**RECORD LIST:**

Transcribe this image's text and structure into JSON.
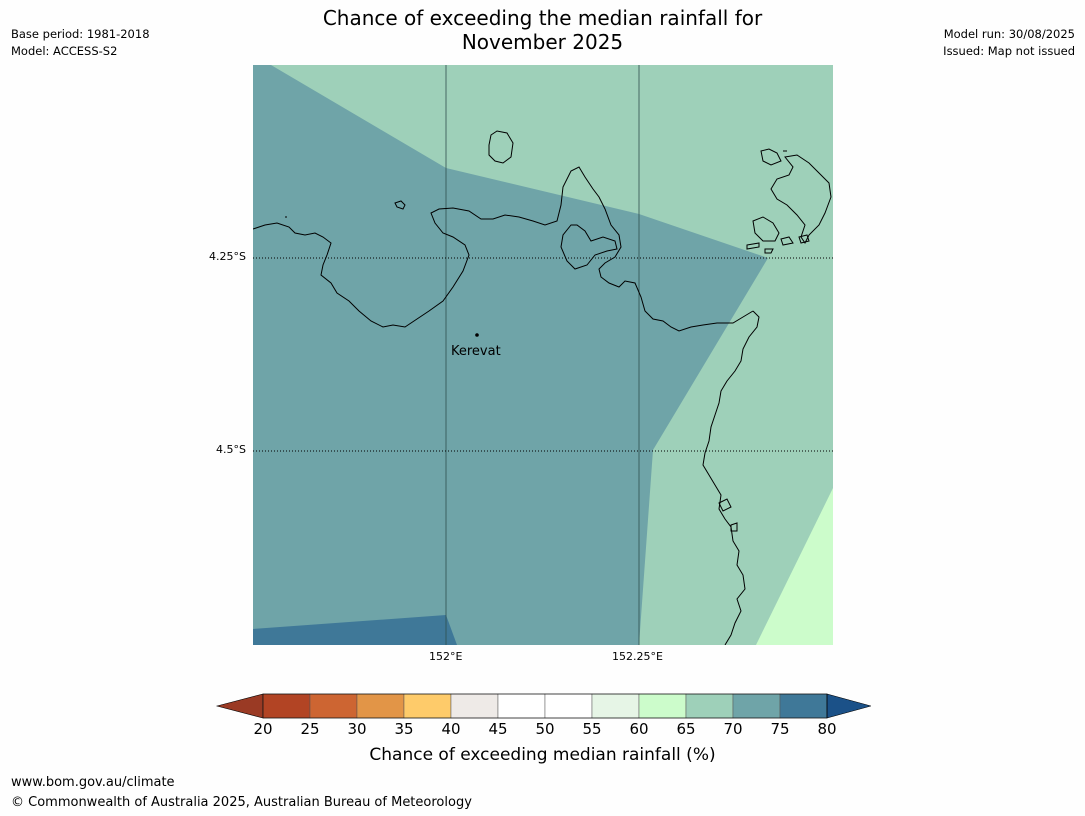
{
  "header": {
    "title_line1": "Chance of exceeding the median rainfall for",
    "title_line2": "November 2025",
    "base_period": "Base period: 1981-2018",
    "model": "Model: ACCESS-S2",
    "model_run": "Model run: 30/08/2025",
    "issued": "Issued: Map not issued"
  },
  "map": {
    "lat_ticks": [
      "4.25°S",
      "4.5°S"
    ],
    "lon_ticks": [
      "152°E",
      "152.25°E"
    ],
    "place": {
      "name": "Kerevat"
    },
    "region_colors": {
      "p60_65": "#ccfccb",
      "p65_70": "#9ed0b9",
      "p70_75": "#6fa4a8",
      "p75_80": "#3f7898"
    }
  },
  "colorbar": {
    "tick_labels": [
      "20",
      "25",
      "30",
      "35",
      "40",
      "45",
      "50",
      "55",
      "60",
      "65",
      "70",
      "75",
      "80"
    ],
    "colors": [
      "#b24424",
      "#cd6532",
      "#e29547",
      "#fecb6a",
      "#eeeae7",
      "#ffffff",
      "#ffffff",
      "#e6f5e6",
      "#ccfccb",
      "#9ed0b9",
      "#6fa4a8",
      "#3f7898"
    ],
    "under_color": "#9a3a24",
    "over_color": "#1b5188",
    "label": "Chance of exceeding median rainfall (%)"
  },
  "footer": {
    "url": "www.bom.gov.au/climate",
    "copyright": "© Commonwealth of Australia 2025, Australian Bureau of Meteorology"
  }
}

...

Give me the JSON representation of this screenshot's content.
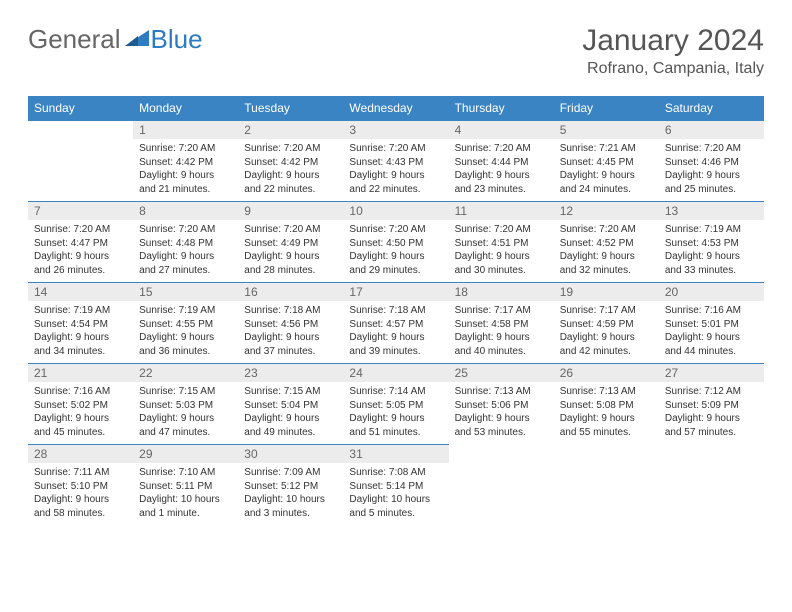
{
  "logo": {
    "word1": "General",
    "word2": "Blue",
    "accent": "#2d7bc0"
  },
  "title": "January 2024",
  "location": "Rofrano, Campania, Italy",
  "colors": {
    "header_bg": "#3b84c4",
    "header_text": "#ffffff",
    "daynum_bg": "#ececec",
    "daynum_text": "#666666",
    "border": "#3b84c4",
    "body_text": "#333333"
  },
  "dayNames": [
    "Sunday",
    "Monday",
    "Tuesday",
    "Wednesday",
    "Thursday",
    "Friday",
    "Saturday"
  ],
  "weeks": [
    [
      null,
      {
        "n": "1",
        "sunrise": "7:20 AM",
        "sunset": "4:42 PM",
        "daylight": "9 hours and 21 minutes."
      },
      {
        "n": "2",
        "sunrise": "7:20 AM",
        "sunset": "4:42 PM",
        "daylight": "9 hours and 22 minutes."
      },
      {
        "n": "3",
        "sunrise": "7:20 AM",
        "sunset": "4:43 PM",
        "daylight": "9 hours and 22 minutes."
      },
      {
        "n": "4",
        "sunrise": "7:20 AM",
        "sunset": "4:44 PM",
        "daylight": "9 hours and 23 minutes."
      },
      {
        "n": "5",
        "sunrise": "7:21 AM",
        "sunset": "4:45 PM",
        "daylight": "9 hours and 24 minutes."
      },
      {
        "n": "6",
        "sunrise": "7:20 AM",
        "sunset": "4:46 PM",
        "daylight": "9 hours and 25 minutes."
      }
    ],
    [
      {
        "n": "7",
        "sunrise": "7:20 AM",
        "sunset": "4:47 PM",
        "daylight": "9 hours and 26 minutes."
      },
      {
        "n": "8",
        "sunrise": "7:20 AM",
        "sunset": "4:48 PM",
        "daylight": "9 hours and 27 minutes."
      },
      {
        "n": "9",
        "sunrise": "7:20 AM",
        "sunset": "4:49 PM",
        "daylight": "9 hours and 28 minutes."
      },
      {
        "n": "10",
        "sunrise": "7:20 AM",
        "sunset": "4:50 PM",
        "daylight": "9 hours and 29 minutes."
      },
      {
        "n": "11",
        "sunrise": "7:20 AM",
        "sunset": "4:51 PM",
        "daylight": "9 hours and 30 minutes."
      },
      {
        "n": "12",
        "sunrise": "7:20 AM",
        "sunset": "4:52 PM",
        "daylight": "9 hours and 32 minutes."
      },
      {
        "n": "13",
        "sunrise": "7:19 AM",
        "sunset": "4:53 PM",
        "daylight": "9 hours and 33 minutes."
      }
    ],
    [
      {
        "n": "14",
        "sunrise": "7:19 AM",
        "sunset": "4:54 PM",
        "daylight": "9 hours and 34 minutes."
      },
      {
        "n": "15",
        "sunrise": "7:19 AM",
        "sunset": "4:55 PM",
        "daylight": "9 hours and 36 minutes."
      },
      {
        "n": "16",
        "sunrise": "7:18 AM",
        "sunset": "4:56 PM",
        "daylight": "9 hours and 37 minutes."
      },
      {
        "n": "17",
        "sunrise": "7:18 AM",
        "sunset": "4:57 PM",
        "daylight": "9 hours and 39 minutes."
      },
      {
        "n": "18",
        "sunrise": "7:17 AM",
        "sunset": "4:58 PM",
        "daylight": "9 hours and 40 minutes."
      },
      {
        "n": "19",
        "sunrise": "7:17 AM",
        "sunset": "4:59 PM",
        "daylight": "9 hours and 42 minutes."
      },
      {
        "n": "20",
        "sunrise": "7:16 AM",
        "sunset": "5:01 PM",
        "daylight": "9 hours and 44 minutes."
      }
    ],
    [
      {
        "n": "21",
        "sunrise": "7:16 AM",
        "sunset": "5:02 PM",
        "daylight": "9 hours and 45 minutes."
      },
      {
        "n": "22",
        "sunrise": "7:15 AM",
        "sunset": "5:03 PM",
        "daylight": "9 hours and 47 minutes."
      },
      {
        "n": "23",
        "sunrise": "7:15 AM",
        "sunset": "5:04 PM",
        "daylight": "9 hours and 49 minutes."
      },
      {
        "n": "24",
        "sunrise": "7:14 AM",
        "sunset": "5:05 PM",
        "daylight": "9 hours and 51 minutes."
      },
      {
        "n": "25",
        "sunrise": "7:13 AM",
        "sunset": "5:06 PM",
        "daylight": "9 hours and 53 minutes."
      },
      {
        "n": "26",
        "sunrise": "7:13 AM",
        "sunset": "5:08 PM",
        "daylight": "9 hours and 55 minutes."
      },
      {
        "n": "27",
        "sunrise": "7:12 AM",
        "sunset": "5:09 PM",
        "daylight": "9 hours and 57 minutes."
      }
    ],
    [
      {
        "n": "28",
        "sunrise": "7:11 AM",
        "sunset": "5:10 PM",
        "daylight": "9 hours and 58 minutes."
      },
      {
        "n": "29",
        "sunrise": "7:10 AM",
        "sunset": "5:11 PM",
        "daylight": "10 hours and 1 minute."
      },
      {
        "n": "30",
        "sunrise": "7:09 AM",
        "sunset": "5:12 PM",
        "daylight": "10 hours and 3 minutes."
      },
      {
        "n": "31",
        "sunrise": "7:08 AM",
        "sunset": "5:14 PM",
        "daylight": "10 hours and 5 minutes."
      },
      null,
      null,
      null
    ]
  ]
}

**WHAT THE EXERCISE ASKS:**
Go through the records and show every line with the string "JSON" in it.

**EXERCISE OUTPUT:**
Transcribe this image's text and structure into JSON.
Give me the JSON representation of this screenshot's content.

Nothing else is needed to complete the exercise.